- **INPUT ROWS**:

------------------------------------------------------------

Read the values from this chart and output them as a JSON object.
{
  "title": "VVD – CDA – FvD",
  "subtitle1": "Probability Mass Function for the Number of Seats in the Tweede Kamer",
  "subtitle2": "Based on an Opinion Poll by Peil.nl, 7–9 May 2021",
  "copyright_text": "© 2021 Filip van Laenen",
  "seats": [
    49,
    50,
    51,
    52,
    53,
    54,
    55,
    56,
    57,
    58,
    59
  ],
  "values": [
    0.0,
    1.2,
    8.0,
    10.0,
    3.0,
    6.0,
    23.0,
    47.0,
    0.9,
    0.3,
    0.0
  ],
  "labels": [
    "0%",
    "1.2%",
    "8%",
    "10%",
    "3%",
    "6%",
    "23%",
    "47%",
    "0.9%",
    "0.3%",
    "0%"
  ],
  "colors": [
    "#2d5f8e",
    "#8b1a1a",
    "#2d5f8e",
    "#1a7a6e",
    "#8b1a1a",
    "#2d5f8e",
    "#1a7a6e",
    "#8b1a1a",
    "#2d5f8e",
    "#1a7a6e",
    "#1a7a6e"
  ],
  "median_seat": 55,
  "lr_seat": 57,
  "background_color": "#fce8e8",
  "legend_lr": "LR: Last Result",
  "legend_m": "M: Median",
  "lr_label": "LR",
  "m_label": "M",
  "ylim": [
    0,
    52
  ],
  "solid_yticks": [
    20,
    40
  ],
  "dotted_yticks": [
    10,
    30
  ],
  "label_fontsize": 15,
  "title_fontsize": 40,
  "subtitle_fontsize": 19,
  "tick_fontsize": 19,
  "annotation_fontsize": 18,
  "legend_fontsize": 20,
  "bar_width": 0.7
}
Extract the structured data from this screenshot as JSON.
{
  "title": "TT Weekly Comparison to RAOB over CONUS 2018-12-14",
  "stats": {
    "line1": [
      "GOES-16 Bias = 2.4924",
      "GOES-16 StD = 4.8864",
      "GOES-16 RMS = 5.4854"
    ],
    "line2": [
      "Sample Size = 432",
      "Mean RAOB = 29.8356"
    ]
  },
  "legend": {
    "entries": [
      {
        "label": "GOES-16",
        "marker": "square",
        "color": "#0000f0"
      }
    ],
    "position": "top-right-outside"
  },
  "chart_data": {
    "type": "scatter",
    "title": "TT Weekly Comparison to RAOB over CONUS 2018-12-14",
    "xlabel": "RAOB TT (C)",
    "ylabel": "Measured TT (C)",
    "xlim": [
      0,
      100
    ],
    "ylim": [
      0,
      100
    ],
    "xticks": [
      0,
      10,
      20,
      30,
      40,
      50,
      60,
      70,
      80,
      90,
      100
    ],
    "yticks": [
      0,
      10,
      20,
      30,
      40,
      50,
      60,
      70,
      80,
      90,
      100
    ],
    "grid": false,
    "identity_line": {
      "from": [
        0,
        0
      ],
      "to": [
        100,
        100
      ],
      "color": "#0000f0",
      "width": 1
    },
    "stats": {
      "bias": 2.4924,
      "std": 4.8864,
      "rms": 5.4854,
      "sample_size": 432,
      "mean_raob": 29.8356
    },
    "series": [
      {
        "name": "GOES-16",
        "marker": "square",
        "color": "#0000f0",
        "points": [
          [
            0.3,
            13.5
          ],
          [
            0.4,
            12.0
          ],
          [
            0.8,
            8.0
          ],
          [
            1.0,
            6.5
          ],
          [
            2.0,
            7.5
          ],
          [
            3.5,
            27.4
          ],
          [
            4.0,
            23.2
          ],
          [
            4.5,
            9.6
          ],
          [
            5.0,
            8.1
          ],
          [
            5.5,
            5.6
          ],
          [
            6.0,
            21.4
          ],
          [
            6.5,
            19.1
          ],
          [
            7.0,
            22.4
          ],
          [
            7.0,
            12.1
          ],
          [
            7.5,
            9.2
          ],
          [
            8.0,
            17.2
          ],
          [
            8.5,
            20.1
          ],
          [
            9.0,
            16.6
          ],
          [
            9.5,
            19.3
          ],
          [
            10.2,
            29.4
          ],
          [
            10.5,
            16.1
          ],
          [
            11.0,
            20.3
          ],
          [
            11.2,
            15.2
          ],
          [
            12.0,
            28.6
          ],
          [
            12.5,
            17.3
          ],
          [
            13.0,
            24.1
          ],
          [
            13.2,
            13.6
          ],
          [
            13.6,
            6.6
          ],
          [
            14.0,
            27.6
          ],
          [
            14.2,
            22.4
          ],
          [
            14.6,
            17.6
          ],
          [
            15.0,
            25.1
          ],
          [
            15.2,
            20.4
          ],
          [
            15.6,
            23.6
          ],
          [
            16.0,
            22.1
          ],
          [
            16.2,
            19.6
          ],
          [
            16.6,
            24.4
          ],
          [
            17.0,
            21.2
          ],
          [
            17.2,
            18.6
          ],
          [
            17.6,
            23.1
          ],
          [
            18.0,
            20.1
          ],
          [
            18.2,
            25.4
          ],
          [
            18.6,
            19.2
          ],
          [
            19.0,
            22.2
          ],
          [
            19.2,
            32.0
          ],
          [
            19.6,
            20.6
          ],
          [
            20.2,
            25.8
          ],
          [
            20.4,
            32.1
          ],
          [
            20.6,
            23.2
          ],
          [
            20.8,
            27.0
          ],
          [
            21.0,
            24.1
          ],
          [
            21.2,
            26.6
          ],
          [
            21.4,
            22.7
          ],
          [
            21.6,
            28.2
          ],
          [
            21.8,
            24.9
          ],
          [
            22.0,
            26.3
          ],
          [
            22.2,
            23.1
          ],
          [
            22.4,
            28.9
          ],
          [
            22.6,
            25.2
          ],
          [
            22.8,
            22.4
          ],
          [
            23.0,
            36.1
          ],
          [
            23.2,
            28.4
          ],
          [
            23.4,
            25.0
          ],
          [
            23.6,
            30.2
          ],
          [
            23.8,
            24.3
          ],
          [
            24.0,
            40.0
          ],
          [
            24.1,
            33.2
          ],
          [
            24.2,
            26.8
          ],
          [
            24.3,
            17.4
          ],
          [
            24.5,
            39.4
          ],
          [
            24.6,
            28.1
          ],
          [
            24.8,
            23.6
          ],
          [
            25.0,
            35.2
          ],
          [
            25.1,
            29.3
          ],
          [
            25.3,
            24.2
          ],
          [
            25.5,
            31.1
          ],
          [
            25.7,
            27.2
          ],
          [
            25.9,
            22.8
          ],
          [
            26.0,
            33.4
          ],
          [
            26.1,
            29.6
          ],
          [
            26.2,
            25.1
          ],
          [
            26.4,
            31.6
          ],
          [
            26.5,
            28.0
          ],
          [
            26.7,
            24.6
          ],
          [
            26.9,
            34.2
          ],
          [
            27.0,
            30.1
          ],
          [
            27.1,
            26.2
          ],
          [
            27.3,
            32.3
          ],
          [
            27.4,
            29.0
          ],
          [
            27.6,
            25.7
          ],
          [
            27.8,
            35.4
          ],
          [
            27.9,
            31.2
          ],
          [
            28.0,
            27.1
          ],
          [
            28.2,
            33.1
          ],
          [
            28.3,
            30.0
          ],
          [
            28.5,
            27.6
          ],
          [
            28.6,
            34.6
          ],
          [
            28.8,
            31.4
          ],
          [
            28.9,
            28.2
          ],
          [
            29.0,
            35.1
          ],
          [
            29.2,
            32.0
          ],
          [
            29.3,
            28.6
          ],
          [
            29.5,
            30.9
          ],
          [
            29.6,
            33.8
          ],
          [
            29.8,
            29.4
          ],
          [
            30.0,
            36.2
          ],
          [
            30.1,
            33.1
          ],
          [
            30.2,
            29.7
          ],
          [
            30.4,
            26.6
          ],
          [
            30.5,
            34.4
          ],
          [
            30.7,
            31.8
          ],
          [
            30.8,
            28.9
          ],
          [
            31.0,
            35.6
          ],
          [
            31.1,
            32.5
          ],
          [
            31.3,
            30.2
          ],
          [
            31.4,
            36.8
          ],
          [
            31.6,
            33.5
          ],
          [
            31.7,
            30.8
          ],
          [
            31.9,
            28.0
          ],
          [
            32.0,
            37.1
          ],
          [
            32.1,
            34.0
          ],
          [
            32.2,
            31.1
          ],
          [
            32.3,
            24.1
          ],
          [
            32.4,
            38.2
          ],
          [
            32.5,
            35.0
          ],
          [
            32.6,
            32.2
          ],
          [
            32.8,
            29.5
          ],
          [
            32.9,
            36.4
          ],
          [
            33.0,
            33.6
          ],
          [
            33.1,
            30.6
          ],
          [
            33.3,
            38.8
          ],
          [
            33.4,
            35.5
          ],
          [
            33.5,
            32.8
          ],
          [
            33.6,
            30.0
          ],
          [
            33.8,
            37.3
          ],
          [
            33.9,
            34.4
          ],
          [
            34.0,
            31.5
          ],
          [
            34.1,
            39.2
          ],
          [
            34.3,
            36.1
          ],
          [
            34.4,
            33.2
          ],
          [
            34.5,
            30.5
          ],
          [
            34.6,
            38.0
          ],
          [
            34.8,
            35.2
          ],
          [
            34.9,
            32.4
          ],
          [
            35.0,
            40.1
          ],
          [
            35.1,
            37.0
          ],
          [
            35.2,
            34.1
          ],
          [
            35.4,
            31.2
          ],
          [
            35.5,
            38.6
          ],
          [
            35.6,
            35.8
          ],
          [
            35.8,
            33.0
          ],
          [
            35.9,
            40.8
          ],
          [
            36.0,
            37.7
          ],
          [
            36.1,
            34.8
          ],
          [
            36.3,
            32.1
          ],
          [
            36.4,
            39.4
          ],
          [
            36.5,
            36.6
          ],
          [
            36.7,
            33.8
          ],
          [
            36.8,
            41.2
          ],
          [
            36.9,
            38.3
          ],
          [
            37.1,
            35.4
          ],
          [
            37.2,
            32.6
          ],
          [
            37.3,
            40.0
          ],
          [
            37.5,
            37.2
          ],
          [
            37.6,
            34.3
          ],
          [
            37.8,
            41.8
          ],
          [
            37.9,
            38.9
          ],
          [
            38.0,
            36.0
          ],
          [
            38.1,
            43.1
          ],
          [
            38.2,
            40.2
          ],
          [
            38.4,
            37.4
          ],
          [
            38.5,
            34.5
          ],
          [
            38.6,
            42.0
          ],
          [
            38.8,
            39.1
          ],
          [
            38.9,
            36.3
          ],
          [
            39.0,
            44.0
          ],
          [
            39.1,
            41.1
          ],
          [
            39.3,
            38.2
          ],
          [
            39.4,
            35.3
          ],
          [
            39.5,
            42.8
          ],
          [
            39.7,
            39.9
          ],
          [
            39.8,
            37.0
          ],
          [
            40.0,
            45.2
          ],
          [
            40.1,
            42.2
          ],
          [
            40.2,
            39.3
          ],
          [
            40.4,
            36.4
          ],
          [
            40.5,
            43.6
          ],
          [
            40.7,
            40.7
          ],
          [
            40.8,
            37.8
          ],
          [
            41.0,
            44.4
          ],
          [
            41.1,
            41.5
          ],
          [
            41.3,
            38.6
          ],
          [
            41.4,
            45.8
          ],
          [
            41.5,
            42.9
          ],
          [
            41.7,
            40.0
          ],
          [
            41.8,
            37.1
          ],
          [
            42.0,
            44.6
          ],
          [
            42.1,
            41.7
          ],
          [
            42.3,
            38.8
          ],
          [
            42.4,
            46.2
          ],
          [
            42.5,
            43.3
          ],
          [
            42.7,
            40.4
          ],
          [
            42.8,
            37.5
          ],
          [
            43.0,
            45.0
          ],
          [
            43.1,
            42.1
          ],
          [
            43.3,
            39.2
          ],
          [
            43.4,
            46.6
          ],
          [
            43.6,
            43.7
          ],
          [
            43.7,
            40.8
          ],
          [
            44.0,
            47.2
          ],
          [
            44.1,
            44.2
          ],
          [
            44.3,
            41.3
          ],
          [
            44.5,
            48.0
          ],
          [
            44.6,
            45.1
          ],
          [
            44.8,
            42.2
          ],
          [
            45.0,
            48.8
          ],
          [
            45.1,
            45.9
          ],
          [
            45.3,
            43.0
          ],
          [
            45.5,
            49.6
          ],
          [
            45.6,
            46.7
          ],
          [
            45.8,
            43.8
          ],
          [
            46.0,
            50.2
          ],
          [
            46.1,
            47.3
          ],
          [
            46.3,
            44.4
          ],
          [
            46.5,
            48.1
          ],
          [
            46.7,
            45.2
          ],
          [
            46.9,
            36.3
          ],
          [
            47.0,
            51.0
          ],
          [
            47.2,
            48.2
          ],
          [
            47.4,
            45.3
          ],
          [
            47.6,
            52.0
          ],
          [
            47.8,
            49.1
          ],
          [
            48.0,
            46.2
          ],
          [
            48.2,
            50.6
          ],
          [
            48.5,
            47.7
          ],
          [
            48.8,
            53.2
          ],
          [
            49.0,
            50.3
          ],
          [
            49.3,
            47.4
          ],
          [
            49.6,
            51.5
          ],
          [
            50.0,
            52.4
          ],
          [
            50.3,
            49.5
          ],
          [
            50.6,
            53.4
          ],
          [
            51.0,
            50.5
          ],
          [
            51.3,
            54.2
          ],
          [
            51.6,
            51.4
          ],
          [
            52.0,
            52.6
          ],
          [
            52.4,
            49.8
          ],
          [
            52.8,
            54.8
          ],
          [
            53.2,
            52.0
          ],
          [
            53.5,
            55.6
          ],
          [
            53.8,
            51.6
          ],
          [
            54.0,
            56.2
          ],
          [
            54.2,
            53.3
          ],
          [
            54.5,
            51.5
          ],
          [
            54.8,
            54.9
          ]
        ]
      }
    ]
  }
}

------------------------------------------------------------

Copy whichever lines in the listing above contain the word "values".

Read the values from this chart and output them as a JSON object.
  "values": [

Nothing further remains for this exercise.